WRITTEN PROBLEM ▸ Exclude the pictures and return every line exactly as written.

Saved entries:
━━━━━━━━━━
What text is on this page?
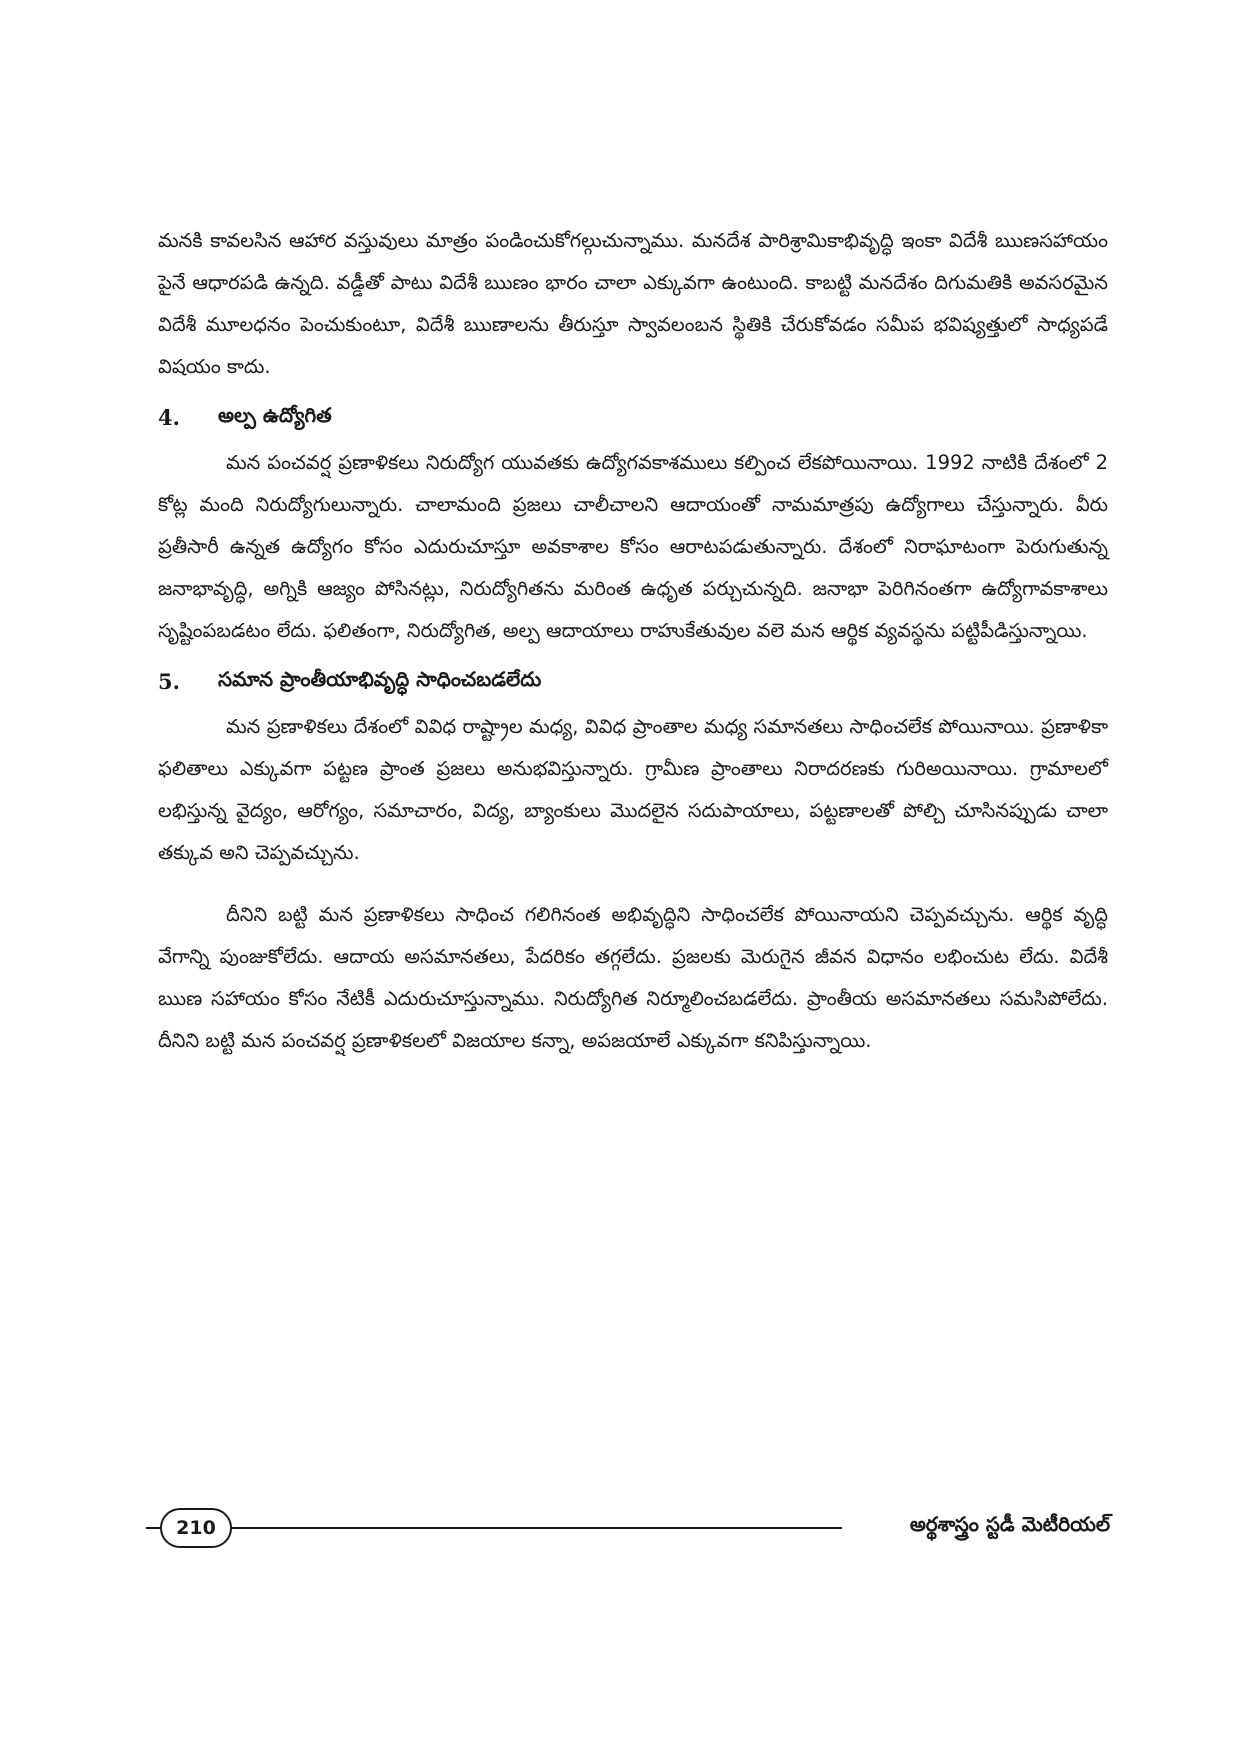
మనకి కావలసిన ఆహార వస్తువులు మాత్రం పండించుకోగల్గుచున్నాము. మనదేశ పారిశ్రామికాభివృద్ధి ఇంకా విదేశీ ఋణసహాయం పైనే ఆధారపడి ఉన్నది. వడ్డీతో పాటు విదేశీ ఋణం భారం చాలా ఎక్కువగా ఉంటుంది. కాబట్టి మనదేశం దిగుమతికి అవసరమైన విదేశీ మూలధనం పెంచుకుంటూ, విదేశీ ఋణాలను తీరుస్తూ స్వావలంబన స్థితికి చేరుకోవడం సమీప భవిష్యత్తులో సాధ్యపడే విషయం కాదు.

4.	అల్ప ఉద్యోగిత

మన పంచవర్ష ప్రణాళికలు నిరుద్యోగ యువతకు ఉద్యోగవకాశములు కల్పించ లేకపోయినాయి. 1992 నాటికి దేశంలో 2 కోట్ల మంది నిరుద్యోగులున్నారు. చాలామంది ప్రజలు చాలీచాలని ఆదాయంతో నామమాత్రపు ఉద్యోగాలు చేస్తున్నారు. వీరు ప్రతీసారీ ఉన్నత ఉద్యోగం కోసం ఎదురుచూస్తూ అవకాశాల కోసం ఆరాటపడుతున్నారు. దేశంలో నిరాఘాటంగా పెరుగుతున్న జనాభావృద్ధి, అగ్నికి ఆజ్యం పోసినట్లు, నిరుద్యోగితను మరింత ఉధృత పర్చుచున్నది. జనాభా పెరిగినంతగా ఉద్యోగావకాశాలు సృష్టింపబడటం లేదు. ఫలితంగా, నిరుద్యోగిత, అల్ప ఆదాయాలు రాహుకేతువుల వలె మన ఆర్థిక వ్యవస్థను పట్టిపీడిస్తున్నాయి.

5.	సమాన ప్రాంతీయాభివృద్ధి సాధించబడలేదు

మన ప్రణాళికలు దేశంలో వివిధ రాష్ట్రాల మధ్య, వివిధ ప్రాంతాల మధ్య సమానతలు సాధించలేక పోయినాయి. ప్రణాళికా ఫలితాలు ఎక్కువగా పట్టణ ప్రాంత ప్రజలు అనుభవిస్తున్నారు. గ్రామీణ ప్రాంతాలు నిరాదరణకు గురిఅయినాయి. గ్రామాలలో లభిస్తున్న వైద్యం, ఆరోగ్యం, సమాచారం, విద్య, బ్యాంకులు మొదలైన సదుపాయాలు, పట్టణాలతో పోల్చి చూసినప్పుడు చాలా తక్కువ అని చెప్పవచ్చును.

దీనిని బట్టి మన ప్రణాళికలు సాధించ గలిగినంత అభివృద్ధిని సాధించలేక పోయినాయని చెప్పవచ్చును. ఆర్థిక వృద్ధి వేగాన్ని పుంజుకోలేదు. ఆదాయ అసమానతలు, పేదరికం తగ్గలేదు. ప్రజలకు మెరుగైన జీవన విధానం లభించుట లేదు. విదేశీ ఋణ సహాయం కోసం నేటికీ ఎదురుచూస్తున్నాము. నిరుద్యోగిత నిర్మూలించబడలేదు. ప్రాంతీయ అసమానతలు సమసిపోలేదు. దీనిని బట్టి మన పంచవర్ష ప్రణాళికలలో విజయాల కన్నా, అపజయాలే ఎక్కువగా కనిపిస్తున్నాయి.

210	అర్థశాస్త్రం స్టడీ మెటీరియల్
━━━━━━━━━━
RESPONSE ▸
What text is on this page?
మనకి కావలసిన ఆహార వస్తువులు మాత్రం పండించుకోగల్గుచున్నాము. మనదేశ పారిశ్రామికాభివృద్ధి ఇంకా విదేశీ ఋణసహాయం పైనే ఆధారపడి ఉన్నది. వడ్డీతో పాటు విదేశీ ఋణం భారం చాలా ఎక్కువగా ఉంటుంది. కాబట్టి మనదేశం దిగుమతికి అవసరమైన విదేశీ మూలధనం పెంచుకుంటూ, విదేశీ ఋణాలను తీరుస్తూ స్వావలంబన స్థితికి చేరుకోవడం సమీప భవిష్యత్తులో సాధ్యపడే విషయం కాదు.

4.	అల్ప ఉద్యోగిత

మన పంచవర్ష ప్రణాళికలు నిరుద్యోగ యువతకు ఉద్యోగవకాశములు కల్పించ లేకపోయినాయి. 1992 నాటికి దేశంలో 2 కోట్ల మంది నిరుద్యోగులున్నారు. చాలామంది ప్రజలు చాలీచాలని ఆదాయంతో నామమాత్రపు ఉద్యోగాలు చేస్తున్నారు. వీరు ప్రతీసారీ ఉన్నత ఉద్యోగం కోసం ఎదురుచూస్తూ అవకాశాల కోసం ఆరాటపడుతున్నారు. దేశంలో నిరాఘాటంగా పెరుగుతున్న జనాభావృద్ధి, అగ్నికి ఆజ్యం పోసినట్లు, నిరుద్యోగితను మరింత ఉధృత పర్చుచున్నది. జనాభా పెరిగినంతగా ఉద్యోగావకాశాలు సృష్టింపబడటం లేదు. ఫలితంగా, నిరుద్యోగిత, అల్ప ఆదాయాలు రాహుకేతువుల వలె మన ఆర్థిక వ్యవస్థను పట్టిపీడిస్తున్నాయి.

5.	సమాన ప్రాంతీయాభివృద్ధి సాధించబడలేదు

మన ప్రణాళికలు దేశంలో వివిధ రాష్ట్రాల మధ్య, వివిధ ప్రాంతాల మధ్య సమానతలు సాధించలేక పోయినాయి. ప్రణాళికా ఫలితాలు ఎక్కువగా పట్టణ ప్రాంత ప్రజలు అనుభవిస్తున్నారు. గ్రామీణ ప్రాంతాలు నిరాదరణకు గురిఅయినాయి. గ్రామాలలో లభిస్తున్న వైద్యం, ఆరోగ్యం, సమాచారం, విద్య, బ్యాంకులు మొదలైన సదుపాయాలు, పట్టణాలతో పోల్చి చూసినప్పుడు చాలా తక్కువ అని చెప్పవచ్చును.

దీనిని బట్టి మన ప్రణాళికలు సాధించ గలిగినంత అభివృద్ధిని సాధించలేక పోయినాయని చెప్పవచ్చును. ఆర్థిక వృద్ధి వేగాన్ని పుంజుకోలేదు. ఆదాయ అసమానతలు, పేదరికం తగ్గలేదు. ప్రజలకు మెరుగైన జీవన విధానం లభించుట లేదు. విదేశీ ఋణ సహాయం కోసం నేటికీ ఎదురుచూస్తున్నాము. నిరుద్యోగిత నిర్మూలించబడలేదు. ప్రాంతీయ అసమానతలు సమసిపోలేదు. దీనిని బట్టి మన పంచవర్ష ప్రణాళికలలో విజయాల కన్నా, అపజయాలే ఎక్కువగా కనిపిస్తున్నాయి.

210	అర్థశాస్త్రం స్టడీ మెటీరియల్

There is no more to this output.